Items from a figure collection
<<<<

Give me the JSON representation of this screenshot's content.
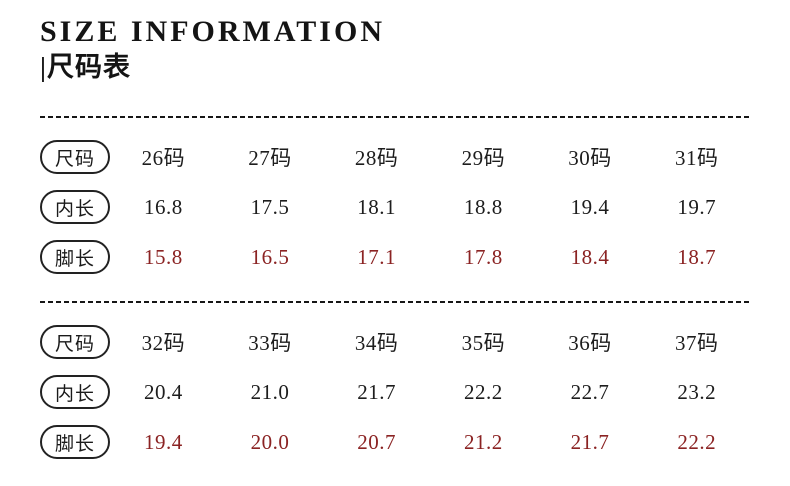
{
  "colors": {
    "ink": "#1a1a1a",
    "value_red": "#8b2323",
    "divider": "#161616"
  },
  "header": {
    "title": "SIZE INFORMATION",
    "subtitle": "|尺码表"
  },
  "chart_data": [
    {
      "type": "table",
      "rows": [
        {
          "label": "尺码",
          "values": [
            "26码",
            "27码",
            "28码",
            "29码",
            "30码",
            "31码"
          ]
        },
        {
          "label": "内长",
          "values": [
            "16.8",
            "17.5",
            "18.1",
            "18.8",
            "19.4",
            "19.7"
          ]
        },
        {
          "label": "脚长",
          "values": [
            "15.8",
            "16.5",
            "17.1",
            "17.8",
            "18.4",
            "18.7"
          ]
        }
      ]
    },
    {
      "type": "table",
      "rows": [
        {
          "label": "尺码",
          "values": [
            "32码",
            "33码",
            "34码",
            "35码",
            "36码",
            "37码"
          ]
        },
        {
          "label": "内长",
          "values": [
            "20.4",
            "21.0",
            "21.7",
            "22.2",
            "22.7",
            "23.2"
          ]
        },
        {
          "label": "脚长",
          "values": [
            "19.4",
            "20.0",
            "20.7",
            "21.2",
            "21.7",
            "22.2"
          ]
        }
      ]
    }
  ]
}
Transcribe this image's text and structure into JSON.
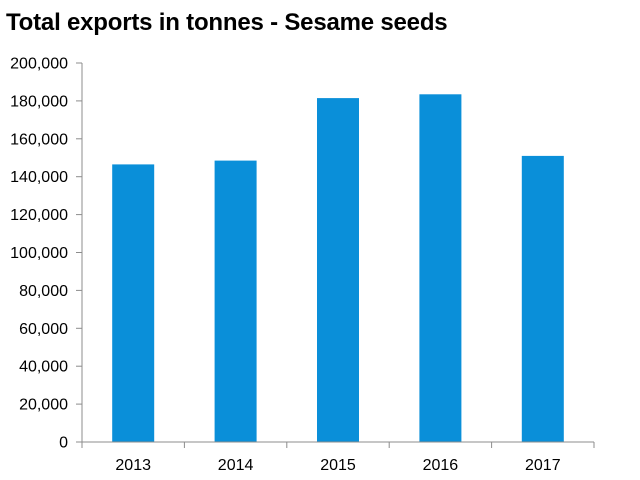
{
  "chart_data": {
    "type": "bar",
    "title": "Total exports in tonnes - Sesame seeds",
    "xlabel": "",
    "ylabel": "",
    "categories": [
      "2013",
      "2014",
      "2015",
      "2016",
      "2017"
    ],
    "values": [
      146500,
      148500,
      181500,
      183500,
      151000
    ],
    "ylim": [
      0,
      200000
    ],
    "yticks": [
      0,
      20000,
      40000,
      60000,
      80000,
      100000,
      120000,
      140000,
      160000,
      180000,
      200000
    ],
    "ytick_labels": [
      "0",
      "20,000",
      "40,000",
      "60,000",
      "80,000",
      "100,000",
      "120,000",
      "140,000",
      "160,000",
      "180,000",
      "200,000"
    ],
    "grid": false,
    "legend": "none",
    "bar_color": "#0a8fd9",
    "axis_color": "#8c8c8c"
  }
}
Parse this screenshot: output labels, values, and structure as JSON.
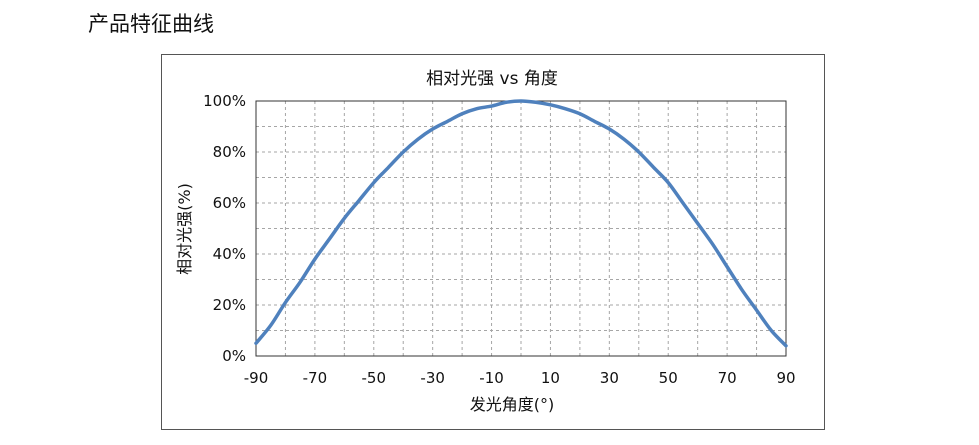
{
  "page": {
    "section_title": "产品特征曲线"
  },
  "colors": {
    "series": "#4f81bd",
    "grid": "#a6a6a6",
    "frame": "#555555"
  },
  "chart_data": {
    "type": "line",
    "title": "相对光强 vs 角度",
    "xlabel": "发光角度(°)",
    "ylabel": "相对光强(%)",
    "xlim": [
      -90,
      90
    ],
    "ylim": [
      0,
      100
    ],
    "x_ticks": [
      -90,
      -70,
      -50,
      -30,
      -10,
      10,
      30,
      50,
      70,
      90
    ],
    "x_tick_labels": [
      "-90",
      "-70",
      "-50",
      "-30",
      "-10",
      "10",
      "30",
      "50",
      "70",
      "90"
    ],
    "y_ticks": [
      0,
      20,
      40,
      60,
      80,
      100
    ],
    "y_tick_labels": [
      "0%",
      "20%",
      "40%",
      "60%",
      "80%",
      "100%"
    ],
    "grid": true,
    "grid_x_step": 10,
    "grid_y_step": 10,
    "legend": "none",
    "series": [
      {
        "x": [
          -90,
          -85,
          -80,
          -75,
          -70,
          -65,
          -60,
          -55,
          -50,
          -45,
          -40,
          -35,
          -30,
          -25,
          -20,
          -15,
          -10,
          -5,
          0,
          5,
          10,
          15,
          20,
          25,
          30,
          35,
          40,
          45,
          50,
          55,
          60,
          65,
          70,
          75,
          80,
          85,
          90
        ],
        "y": [
          5,
          12,
          21,
          29,
          38,
          46,
          54,
          61,
          68,
          74,
          80,
          85,
          89,
          92,
          95,
          97,
          98,
          99.5,
          100,
          99.5,
          98.5,
          97,
          95,
          92,
          89,
          85,
          80,
          74,
          68,
          60,
          52,
          44,
          35,
          26,
          18,
          10,
          4
        ]
      }
    ]
  }
}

>>>>

● Problem description
From the material above, copy everything exactly but the pictures.

● Result of the exercise
Give me the JSON representation of this screenshot's content.
{
  "colors": {
    "ink": "#1a1a1a",
    "value_red": "#8b2323",
    "divider": "#161616"
  },
  "header": {
    "title": "SIZE INFORMATION",
    "subtitle": "|尺码表"
  },
  "chart_data": [
    {
      "type": "table",
      "rows": [
        {
          "label": "尺码",
          "values": [
            "26码",
            "27码",
            "28码",
            "29码",
            "30码",
            "31码"
          ]
        },
        {
          "label": "内长",
          "values": [
            "16.8",
            "17.5",
            "18.1",
            "18.8",
            "19.4",
            "19.7"
          ]
        },
        {
          "label": "脚长",
          "values": [
            "15.8",
            "16.5",
            "17.1",
            "17.8",
            "18.4",
            "18.7"
          ]
        }
      ]
    },
    {
      "type": "table",
      "rows": [
        {
          "label": "尺码",
          "values": [
            "32码",
            "33码",
            "34码",
            "35码",
            "36码",
            "37码"
          ]
        },
        {
          "label": "内长",
          "values": [
            "20.4",
            "21.0",
            "21.7",
            "22.2",
            "22.7",
            "23.2"
          ]
        },
        {
          "label": "脚长",
          "values": [
            "19.4",
            "20.0",
            "20.7",
            "21.2",
            "21.7",
            "22.2"
          ]
        }
      ]
    }
  ]
}
Transcribe this image's text and structure into JSON.
{
  "chart_data": {
    "type": "bar",
    "title": "Total exports in tonnes - Sesame seeds",
    "xlabel": "",
    "ylabel": "",
    "categories": [
      "2013",
      "2014",
      "2015",
      "2016",
      "2017"
    ],
    "values": [
      146500,
      148500,
      181500,
      183500,
      151000
    ],
    "ylim": [
      0,
      200000
    ],
    "yticks": [
      0,
      20000,
      40000,
      60000,
      80000,
      100000,
      120000,
      140000,
      160000,
      180000,
      200000
    ],
    "ytick_labels": [
      "0",
      "20,000",
      "40,000",
      "60,000",
      "80,000",
      "100,000",
      "120,000",
      "140,000",
      "160,000",
      "180,000",
      "200,000"
    ],
    "grid": false,
    "legend": "none",
    "bar_color": "#0a8fd9",
    "axis_color": "#8c8c8c"
  }
}
Parse this screenshot: output labels, values, and structure as JSON.
{
  "page": {
    "section_title": "产品特征曲线"
  },
  "colors": {
    "series": "#4f81bd",
    "grid": "#a6a6a6",
    "frame": "#555555"
  },
  "chart_data": {
    "type": "line",
    "title": "相对光强 vs 角度",
    "xlabel": "发光角度(°)",
    "ylabel": "相对光强(%)",
    "xlim": [
      -90,
      90
    ],
    "ylim": [
      0,
      100
    ],
    "x_ticks": [
      -90,
      -70,
      -50,
      -30,
      -10,
      10,
      30,
      50,
      70,
      90
    ],
    "x_tick_labels": [
      "-90",
      "-70",
      "-50",
      "-30",
      "-10",
      "10",
      "30",
      "50",
      "70",
      "90"
    ],
    "y_ticks": [
      0,
      20,
      40,
      60,
      80,
      100
    ],
    "y_tick_labels": [
      "0%",
      "20%",
      "40%",
      "60%",
      "80%",
      "100%"
    ],
    "grid": true,
    "grid_x_step": 10,
    "grid_y_step": 10,
    "legend": "none",
    "series": [
      {
        "x": [
          -90,
          -85,
          -80,
          -75,
          -70,
          -65,
          -60,
          -55,
          -50,
          -45,
          -40,
          -35,
          -30,
          -25,
          -20,
          -15,
          -10,
          -5,
          0,
          5,
          10,
          15,
          20,
          25,
          30,
          35,
          40,
          45,
          50,
          55,
          60,
          65,
          70,
          75,
          80,
          85,
          90
        ],
        "y": [
          5,
          12,
          21,
          29,
          38,
          46,
          54,
          61,
          68,
          74,
          80,
          85,
          89,
          92,
          95,
          97,
          98,
          99.5,
          100,
          99.5,
          98.5,
          97,
          95,
          92,
          89,
          85,
          80,
          74,
          68,
          60,
          52,
          44,
          35,
          26,
          18,
          10,
          4
        ]
      }
    ]
  }
}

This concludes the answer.